**DO THIS**
Return all of the entries exactly as written.
########################################
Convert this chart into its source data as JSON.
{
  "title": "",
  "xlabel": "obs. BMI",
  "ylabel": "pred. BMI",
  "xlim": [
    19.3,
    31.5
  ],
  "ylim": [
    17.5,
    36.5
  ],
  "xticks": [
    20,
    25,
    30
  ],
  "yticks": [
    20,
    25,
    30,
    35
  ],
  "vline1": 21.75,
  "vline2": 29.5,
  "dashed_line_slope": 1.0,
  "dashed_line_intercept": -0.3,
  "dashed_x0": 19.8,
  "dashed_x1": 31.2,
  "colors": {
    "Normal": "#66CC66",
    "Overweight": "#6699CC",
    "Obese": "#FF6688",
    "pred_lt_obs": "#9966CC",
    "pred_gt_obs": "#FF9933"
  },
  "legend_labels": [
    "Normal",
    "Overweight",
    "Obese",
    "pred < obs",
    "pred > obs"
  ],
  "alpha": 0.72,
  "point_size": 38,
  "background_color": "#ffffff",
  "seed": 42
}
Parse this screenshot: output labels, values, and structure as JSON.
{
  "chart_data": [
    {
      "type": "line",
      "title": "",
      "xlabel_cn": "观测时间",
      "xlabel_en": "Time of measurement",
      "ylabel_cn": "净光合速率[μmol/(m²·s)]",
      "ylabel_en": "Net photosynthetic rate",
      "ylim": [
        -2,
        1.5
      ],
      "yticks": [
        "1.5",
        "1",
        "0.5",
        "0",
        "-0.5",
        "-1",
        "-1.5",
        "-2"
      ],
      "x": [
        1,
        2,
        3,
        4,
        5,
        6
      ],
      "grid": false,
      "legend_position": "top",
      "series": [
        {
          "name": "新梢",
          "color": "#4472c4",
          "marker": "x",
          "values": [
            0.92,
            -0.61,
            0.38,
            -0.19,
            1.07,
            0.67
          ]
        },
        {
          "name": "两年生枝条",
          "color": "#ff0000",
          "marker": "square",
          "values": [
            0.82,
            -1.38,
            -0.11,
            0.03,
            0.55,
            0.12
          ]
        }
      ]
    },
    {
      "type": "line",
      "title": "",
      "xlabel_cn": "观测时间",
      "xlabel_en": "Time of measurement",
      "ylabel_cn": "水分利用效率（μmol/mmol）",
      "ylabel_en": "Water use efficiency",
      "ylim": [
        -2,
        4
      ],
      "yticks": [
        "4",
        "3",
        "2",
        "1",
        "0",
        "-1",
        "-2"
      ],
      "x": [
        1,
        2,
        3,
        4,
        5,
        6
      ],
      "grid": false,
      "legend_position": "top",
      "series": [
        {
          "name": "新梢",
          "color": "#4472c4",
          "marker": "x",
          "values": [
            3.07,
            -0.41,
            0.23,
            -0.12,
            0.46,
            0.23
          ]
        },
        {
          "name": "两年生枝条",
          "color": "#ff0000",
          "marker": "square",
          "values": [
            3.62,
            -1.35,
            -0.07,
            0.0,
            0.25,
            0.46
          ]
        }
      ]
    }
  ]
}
########################################
**REPLY TO THE TASK**
Convert this chart into its source data as JSON.
{
  "title": "",
  "xlabel": "obs. BMI",
  "ylabel": "pred. BMI",
  "xlim": [
    19.3,
    31.5
  ],
  "ylim": [
    17.5,
    36.5
  ],
  "xticks": [
    20,
    25,
    30
  ],
  "yticks": [
    20,
    25,
    30,
    35
  ],
  "vline1": 21.75,
  "vline2": 29.5,
  "dashed_line_slope": 1.0,
  "dashed_line_intercept": -0.3,
  "dashed_x0": 19.8,
  "dashed_x1": 31.2,
  "colors": {
    "Normal": "#66CC66",
    "Overweight": "#6699CC",
    "Obese": "#FF6688",
    "pred_lt_obs": "#9966CC",
    "pred_gt_obs": "#FF9933"
  },
  "legend_labels": [
    "Normal",
    "Overweight",
    "Obese",
    "pred < obs",
    "pred > obs"
  ],
  "alpha": 0.72,
  "point_size": 38,
  "background_color": "#ffffff",
  "seed": 42
}
Parse this screenshot: output labels, values, and structure as JSON.
{
  "chart_data": [
    {
      "type": "line",
      "title": "",
      "xlabel_cn": "观测时间",
      "xlabel_en": "Time of measurement",
      "ylabel_cn": "净光合速率[μmol/(m²·s)]",
      "ylabel_en": "Net photosynthetic rate",
      "ylim": [
        -2,
        1.5
      ],
      "yticks": [
        "1.5",
        "1",
        "0.5",
        "0",
        "-0.5",
        "-1",
        "-1.5",
        "-2"
      ],
      "x": [
        1,
        2,
        3,
        4,
        5,
        6
      ],
      "grid": false,
      "legend_position": "top",
      "series": [
        {
          "name": "新梢",
          "color": "#4472c4",
          "marker": "x",
          "values": [
            0.92,
            -0.61,
            0.38,
            -0.19,
            1.07,
            0.67
          ]
        },
        {
          "name": "两年生枝条",
          "color": "#ff0000",
          "marker": "square",
          "values": [
            0.82,
            -1.38,
            -0.11,
            0.03,
            0.55,
            0.12
          ]
        }
      ]
    },
    {
      "type": "line",
      "title": "",
      "xlabel_cn": "观测时间",
      "xlabel_en": "Time of measurement",
      "ylabel_cn": "水分利用效率（μmol/mmol）",
      "ylabel_en": "Water use efficiency",
      "ylim": [
        -2,
        4
      ],
      "yticks": [
        "4",
        "3",
        "2",
        "1",
        "0",
        "-1",
        "-2"
      ],
      "x": [
        1,
        2,
        3,
        4,
        5,
        6
      ],
      "grid": false,
      "legend_position": "top",
      "series": [
        {
          "name": "新梢",
          "color": "#4472c4",
          "marker": "x",
          "values": [
            3.07,
            -0.41,
            0.23,
            -0.12,
            0.46,
            0.23
          ]
        },
        {
          "name": "两年生枝条",
          "color": "#ff0000",
          "marker": "square",
          "values": [
            3.62,
            -1.35,
            -0.07,
            0.0,
            0.25,
            0.46
          ]
        }
      ]
    }
  ]
}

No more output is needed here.